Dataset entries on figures

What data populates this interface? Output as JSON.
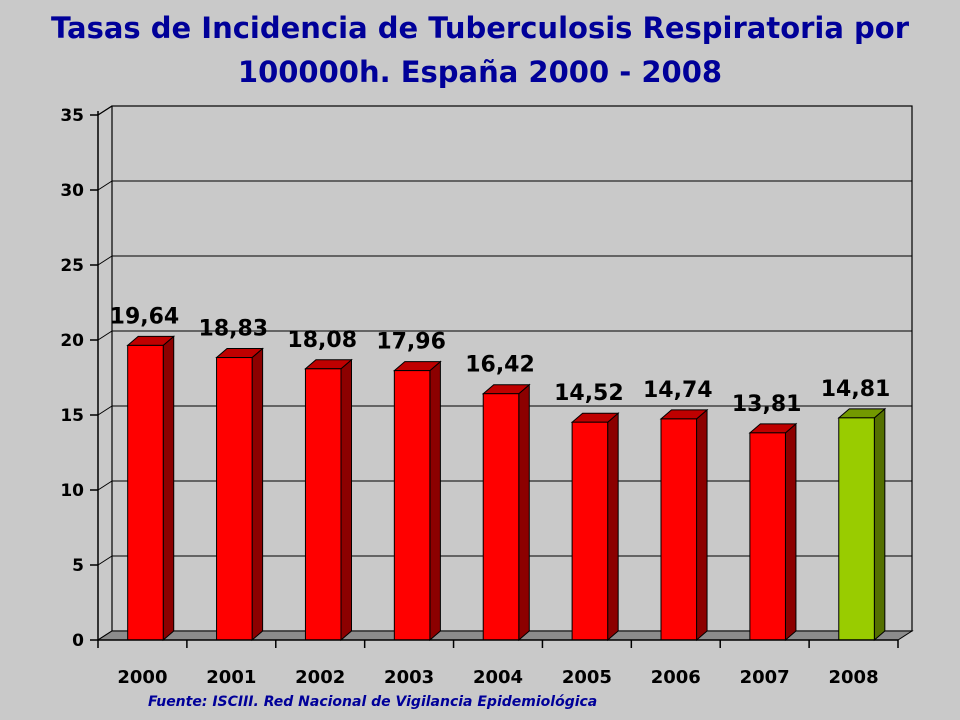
{
  "chart_data": {
    "type": "bar",
    "title_line1": "Tasas de Incidencia de Tuberculosis Respiratoria por",
    "title_line2": "100000h. España 2000 - 2008",
    "categories": [
      "2000",
      "2001",
      "2002",
      "2003",
      "2004",
      "2005",
      "2006",
      "2007",
      "2008"
    ],
    "values": [
      19.64,
      18.83,
      18.08,
      17.96,
      16.42,
      14.52,
      14.74,
      13.81,
      14.81
    ],
    "data_labels": [
      "19,64",
      "18,83",
      "18,08",
      "17,96",
      "16,42",
      "14,52",
      "14,74",
      "13,81",
      "14,81"
    ],
    "yticks": [
      "0",
      "5",
      "10",
      "15",
      "20",
      "25",
      "30",
      "35"
    ],
    "ylim": [
      0,
      35
    ],
    "grid": true,
    "colors": {
      "bar": "#ff0000",
      "bar_highlight": "#99cc00",
      "title": "#000099",
      "background": "#c9c9c9"
    },
    "highlight_index": 8
  },
  "source": "Fuente: ISCIII. Red Nacional de Vigilancia Epidemiológica"
}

TASK REQUIREMENTS: Pictures are excluded; output everything else in the data verbatim.

RESULT OF THIS EXERCISE:
What data populates this interface? Output as JSON.
{
  "chart_data": {
    "type": "bar",
    "title_line1": "Tasas de Incidencia de Tuberculosis Respiratoria por",
    "title_line2": "100000h. España 2000 - 2008",
    "categories": [
      "2000",
      "2001",
      "2002",
      "2003",
      "2004",
      "2005",
      "2006",
      "2007",
      "2008"
    ],
    "values": [
      19.64,
      18.83,
      18.08,
      17.96,
      16.42,
      14.52,
      14.74,
      13.81,
      14.81
    ],
    "data_labels": [
      "19,64",
      "18,83",
      "18,08",
      "17,96",
      "16,42",
      "14,52",
      "14,74",
      "13,81",
      "14,81"
    ],
    "yticks": [
      "0",
      "5",
      "10",
      "15",
      "20",
      "25",
      "30",
      "35"
    ],
    "ylim": [
      0,
      35
    ],
    "grid": true,
    "colors": {
      "bar": "#ff0000",
      "bar_highlight": "#99cc00",
      "title": "#000099",
      "background": "#c9c9c9"
    },
    "highlight_index": 8
  },
  "source": "Fuente: ISCIII. Red Nacional de Vigilancia Epidemiológica"
}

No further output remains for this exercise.